[Raw records]
-*-*-

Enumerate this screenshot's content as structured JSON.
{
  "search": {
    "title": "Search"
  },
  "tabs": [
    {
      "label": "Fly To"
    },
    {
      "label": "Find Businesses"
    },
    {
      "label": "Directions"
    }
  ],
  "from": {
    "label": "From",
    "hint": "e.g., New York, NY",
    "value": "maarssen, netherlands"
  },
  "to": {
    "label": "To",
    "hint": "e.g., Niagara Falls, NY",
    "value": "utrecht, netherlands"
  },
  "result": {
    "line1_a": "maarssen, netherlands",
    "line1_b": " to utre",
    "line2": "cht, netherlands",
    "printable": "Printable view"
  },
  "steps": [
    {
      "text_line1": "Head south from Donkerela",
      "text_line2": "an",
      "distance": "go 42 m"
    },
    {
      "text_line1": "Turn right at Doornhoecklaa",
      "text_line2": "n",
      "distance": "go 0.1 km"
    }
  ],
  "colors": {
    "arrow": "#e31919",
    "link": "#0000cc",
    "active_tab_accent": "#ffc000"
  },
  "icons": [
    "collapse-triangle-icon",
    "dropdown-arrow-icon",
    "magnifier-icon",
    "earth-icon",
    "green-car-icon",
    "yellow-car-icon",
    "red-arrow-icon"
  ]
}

-*-*-

Go through the listing and copy all of it exactly.

Enumerate this screenshot's content as structured JSON.
{
  "search": {
    "title": "Search"
  },
  "tabs": [
    {
      "label": "Fly To"
    },
    {
      "label": "Find Businesses"
    },
    {
      "label": "Directions"
    }
  ],
  "from": {
    "label": "From",
    "hint": "e.g., New York, NY",
    "value": "maarssen, netherlands"
  },
  "to": {
    "label": "To",
    "hint": "e.g., Niagara Falls, NY",
    "value": "utrecht, netherlands"
  },
  "result": {
    "line1_a": "maarssen, netherlands",
    "line1_b": " to utre",
    "line2": "cht, netherlands",
    "printable": "Printable view"
  },
  "steps": [
    {
      "text_line1": "Head south from Donkerela",
      "text_line2": "an",
      "distance": "go 42 m"
    },
    {
      "text_line1": "Turn right at Doornhoecklaa",
      "text_line2": "n",
      "distance": "go 0.1 km"
    }
  ],
  "colors": {
    "arrow": "#e31919",
    "link": "#0000cc",
    "active_tab_accent": "#ffc000"
  },
  "icons": [
    "collapse-triangle-icon",
    "dropdown-arrow-icon",
    "magnifier-icon",
    "earth-icon",
    "green-car-icon",
    "yellow-car-icon",
    "red-arrow-icon"
  ]
}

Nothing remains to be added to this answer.